_What is being asked_. Would you transcribe all of the data exactly, down to the last character?

_Raw records_.
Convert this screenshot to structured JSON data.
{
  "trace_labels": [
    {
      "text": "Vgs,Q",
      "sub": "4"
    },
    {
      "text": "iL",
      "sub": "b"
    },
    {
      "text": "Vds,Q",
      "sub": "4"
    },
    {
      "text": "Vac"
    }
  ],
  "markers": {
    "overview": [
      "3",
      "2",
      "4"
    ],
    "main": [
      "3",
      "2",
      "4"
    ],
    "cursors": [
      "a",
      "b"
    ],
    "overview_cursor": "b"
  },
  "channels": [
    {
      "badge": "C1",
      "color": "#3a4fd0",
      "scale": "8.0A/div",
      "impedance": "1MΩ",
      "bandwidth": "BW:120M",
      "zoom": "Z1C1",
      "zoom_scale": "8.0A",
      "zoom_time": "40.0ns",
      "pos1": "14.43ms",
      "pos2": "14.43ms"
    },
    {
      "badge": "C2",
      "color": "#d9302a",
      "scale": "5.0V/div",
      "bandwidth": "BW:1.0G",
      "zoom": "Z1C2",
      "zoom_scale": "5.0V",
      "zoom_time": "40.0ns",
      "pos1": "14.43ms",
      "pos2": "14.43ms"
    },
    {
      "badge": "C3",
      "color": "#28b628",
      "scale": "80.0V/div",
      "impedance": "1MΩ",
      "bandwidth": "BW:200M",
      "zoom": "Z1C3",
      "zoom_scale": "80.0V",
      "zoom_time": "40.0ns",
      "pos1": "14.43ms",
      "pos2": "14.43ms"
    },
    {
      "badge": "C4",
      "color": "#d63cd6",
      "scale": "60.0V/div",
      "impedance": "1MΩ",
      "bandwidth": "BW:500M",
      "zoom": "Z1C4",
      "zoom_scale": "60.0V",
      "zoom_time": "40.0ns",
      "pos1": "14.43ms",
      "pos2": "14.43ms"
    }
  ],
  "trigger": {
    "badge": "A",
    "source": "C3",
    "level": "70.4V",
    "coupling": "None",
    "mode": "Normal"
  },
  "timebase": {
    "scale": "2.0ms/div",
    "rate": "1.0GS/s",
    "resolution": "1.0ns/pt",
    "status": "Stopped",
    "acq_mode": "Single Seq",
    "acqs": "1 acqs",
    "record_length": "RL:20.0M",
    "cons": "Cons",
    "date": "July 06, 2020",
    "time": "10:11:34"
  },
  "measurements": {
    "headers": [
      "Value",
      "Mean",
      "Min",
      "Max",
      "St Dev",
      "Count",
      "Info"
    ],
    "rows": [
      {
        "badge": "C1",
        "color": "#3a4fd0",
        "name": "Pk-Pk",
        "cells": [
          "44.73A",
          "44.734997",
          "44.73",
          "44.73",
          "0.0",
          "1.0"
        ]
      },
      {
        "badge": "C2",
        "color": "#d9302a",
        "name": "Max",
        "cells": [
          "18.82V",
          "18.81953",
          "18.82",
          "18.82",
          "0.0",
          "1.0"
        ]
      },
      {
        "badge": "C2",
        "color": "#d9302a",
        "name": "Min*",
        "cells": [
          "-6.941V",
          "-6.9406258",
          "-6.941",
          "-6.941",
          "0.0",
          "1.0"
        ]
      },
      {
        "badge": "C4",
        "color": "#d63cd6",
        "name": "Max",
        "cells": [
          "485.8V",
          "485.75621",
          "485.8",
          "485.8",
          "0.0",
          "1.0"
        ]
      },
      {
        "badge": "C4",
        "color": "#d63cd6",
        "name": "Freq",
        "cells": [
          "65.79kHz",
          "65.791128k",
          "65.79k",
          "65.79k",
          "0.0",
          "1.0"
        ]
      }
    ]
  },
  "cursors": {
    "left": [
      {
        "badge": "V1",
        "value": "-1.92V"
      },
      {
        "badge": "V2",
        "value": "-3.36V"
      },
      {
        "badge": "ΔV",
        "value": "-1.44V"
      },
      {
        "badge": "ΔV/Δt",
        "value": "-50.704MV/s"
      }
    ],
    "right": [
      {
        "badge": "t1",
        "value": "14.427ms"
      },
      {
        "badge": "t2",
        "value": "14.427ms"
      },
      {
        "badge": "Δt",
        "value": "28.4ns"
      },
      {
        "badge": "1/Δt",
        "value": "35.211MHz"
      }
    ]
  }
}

_Result for this exercise_.
Convert this screenshot to structured JSON data.
{
  "trace_labels": [
    {
      "text": "Vgs,Q",
      "sub": "4"
    },
    {
      "text": "iL",
      "sub": "b"
    },
    {
      "text": "Vds,Q",
      "sub": "4"
    },
    {
      "text": "Vac"
    }
  ],
  "markers": {
    "overview": [
      "3",
      "2",
      "4"
    ],
    "main": [
      "3",
      "2",
      "4"
    ],
    "cursors": [
      "a",
      "b"
    ],
    "overview_cursor": "b"
  },
  "channels": [
    {
      "badge": "C1",
      "color": "#3a4fd0",
      "scale": "8.0A/div",
      "impedance": "1MΩ",
      "bandwidth": "BW:120M",
      "zoom": "Z1C1",
      "zoom_scale": "8.0A",
      "zoom_time": "40.0ns",
      "pos1": "14.43ms",
      "pos2": "14.43ms"
    },
    {
      "badge": "C2",
      "color": "#d9302a",
      "scale": "5.0V/div",
      "bandwidth": "BW:1.0G",
      "zoom": "Z1C2",
      "zoom_scale": "5.0V",
      "zoom_time": "40.0ns",
      "pos1": "14.43ms",
      "pos2": "14.43ms"
    },
    {
      "badge": "C3",
      "color": "#28b628",
      "scale": "80.0V/div",
      "impedance": "1MΩ",
      "bandwidth": "BW:200M",
      "zoom": "Z1C3",
      "zoom_scale": "80.0V",
      "zoom_time": "40.0ns",
      "pos1": "14.43ms",
      "pos2": "14.43ms"
    },
    {
      "badge": "C4",
      "color": "#d63cd6",
      "scale": "60.0V/div",
      "impedance": "1MΩ",
      "bandwidth": "BW:500M",
      "zoom": "Z1C4",
      "zoom_scale": "60.0V",
      "zoom_time": "40.0ns",
      "pos1": "14.43ms",
      "pos2": "14.43ms"
    }
  ],
  "trigger": {
    "badge": "A",
    "source": "C3",
    "level": "70.4V",
    "coupling": "None",
    "mode": "Normal"
  },
  "timebase": {
    "scale": "2.0ms/div",
    "rate": "1.0GS/s",
    "resolution": "1.0ns/pt",
    "status": "Stopped",
    "acq_mode": "Single Seq",
    "acqs": "1 acqs",
    "record_length": "RL:20.0M",
    "cons": "Cons",
    "date": "July 06, 2020",
    "time": "10:11:34"
  },
  "measurements": {
    "headers": [
      "Value",
      "Mean",
      "Min",
      "Max",
      "St Dev",
      "Count",
      "Info"
    ],
    "rows": [
      {
        "badge": "C1",
        "color": "#3a4fd0",
        "name": "Pk-Pk",
        "cells": [
          "44.73A",
          "44.734997",
          "44.73",
          "44.73",
          "0.0",
          "1.0"
        ]
      },
      {
        "badge": "C2",
        "color": "#d9302a",
        "name": "Max",
        "cells": [
          "18.82V",
          "18.81953",
          "18.82",
          "18.82",
          "0.0",
          "1.0"
        ]
      },
      {
        "badge": "C2",
        "color": "#d9302a",
        "name": "Min*",
        "cells": [
          "-6.941V",
          "-6.9406258",
          "-6.941",
          "-6.941",
          "0.0",
          "1.0"
        ]
      },
      {
        "badge": "C4",
        "color": "#d63cd6",
        "name": "Max",
        "cells": [
          "485.8V",
          "485.75621",
          "485.8",
          "485.8",
          "0.0",
          "1.0"
        ]
      },
      {
        "badge": "C4",
        "color": "#d63cd6",
        "name": "Freq",
        "cells": [
          "65.79kHz",
          "65.791128k",
          "65.79k",
          "65.79k",
          "0.0",
          "1.0"
        ]
      }
    ]
  },
  "cursors": {
    "left": [
      {
        "badge": "V1",
        "value": "-1.92V"
      },
      {
        "badge": "V2",
        "value": "-3.36V"
      },
      {
        "badge": "ΔV",
        "value": "-1.44V"
      },
      {
        "badge": "ΔV/Δt",
        "value": "-50.704MV/s"
      }
    ],
    "right": [
      {
        "badge": "t1",
        "value": "14.427ms"
      },
      {
        "badge": "t2",
        "value": "14.427ms"
      },
      {
        "badge": "Δt",
        "value": "28.4ns"
      },
      {
        "badge": "1/Δt",
        "value": "35.211MHz"
      }
    ]
  }
}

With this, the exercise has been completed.